(Stored items)

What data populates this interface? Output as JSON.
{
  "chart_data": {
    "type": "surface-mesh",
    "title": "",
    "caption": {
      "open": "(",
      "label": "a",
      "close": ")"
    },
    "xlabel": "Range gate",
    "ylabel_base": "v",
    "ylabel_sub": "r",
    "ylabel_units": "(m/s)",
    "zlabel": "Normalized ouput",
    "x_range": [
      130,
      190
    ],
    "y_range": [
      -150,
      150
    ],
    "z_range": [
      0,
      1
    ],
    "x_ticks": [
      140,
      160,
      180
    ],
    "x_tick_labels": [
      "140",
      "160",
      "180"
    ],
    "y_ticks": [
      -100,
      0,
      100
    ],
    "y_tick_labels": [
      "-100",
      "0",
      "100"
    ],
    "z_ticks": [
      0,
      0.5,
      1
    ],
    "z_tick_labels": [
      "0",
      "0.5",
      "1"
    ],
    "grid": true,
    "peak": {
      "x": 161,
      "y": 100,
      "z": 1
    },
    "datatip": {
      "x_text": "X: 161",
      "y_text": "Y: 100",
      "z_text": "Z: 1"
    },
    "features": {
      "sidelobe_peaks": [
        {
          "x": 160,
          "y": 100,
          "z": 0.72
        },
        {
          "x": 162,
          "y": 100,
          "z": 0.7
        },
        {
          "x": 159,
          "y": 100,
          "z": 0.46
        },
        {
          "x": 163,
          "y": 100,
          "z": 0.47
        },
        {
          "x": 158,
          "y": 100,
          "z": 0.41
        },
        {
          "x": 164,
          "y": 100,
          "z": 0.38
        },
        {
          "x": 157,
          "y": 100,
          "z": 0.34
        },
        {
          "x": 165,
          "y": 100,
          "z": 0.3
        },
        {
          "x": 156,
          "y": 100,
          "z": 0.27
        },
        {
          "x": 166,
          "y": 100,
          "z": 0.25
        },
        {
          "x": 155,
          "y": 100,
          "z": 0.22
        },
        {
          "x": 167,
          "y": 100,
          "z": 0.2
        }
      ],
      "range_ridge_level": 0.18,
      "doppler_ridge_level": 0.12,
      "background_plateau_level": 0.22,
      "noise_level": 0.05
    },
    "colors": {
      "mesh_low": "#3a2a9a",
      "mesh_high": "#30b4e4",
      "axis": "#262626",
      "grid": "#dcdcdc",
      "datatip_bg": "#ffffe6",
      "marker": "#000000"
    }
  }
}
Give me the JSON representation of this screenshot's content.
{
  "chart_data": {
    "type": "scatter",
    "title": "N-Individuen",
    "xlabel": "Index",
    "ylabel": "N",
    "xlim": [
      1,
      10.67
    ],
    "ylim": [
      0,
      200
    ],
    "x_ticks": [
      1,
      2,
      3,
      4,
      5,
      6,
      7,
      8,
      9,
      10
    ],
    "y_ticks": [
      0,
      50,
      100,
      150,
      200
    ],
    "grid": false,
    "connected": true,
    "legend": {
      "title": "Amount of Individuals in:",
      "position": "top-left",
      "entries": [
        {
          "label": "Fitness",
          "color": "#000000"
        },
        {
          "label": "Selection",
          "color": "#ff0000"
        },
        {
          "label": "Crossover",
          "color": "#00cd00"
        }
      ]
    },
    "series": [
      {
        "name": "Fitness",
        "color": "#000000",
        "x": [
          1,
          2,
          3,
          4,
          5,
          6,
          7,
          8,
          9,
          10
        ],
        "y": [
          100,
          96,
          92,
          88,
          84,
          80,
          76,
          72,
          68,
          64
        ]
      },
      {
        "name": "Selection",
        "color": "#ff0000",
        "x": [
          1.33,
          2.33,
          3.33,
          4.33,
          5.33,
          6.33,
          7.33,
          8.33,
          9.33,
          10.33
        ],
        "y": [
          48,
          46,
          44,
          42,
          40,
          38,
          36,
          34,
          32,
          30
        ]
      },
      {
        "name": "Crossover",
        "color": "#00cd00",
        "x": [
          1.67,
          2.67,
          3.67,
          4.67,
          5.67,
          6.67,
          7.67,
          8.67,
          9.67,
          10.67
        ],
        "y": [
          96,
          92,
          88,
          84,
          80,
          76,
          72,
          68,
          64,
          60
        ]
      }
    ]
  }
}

■ AIM ■
List the lines of the entries that include "this".

■ SOLUTION TO THE PROBLEM ■
What data populates this interface? Output as JSON.
Give me the JSON representation of this screenshot's content.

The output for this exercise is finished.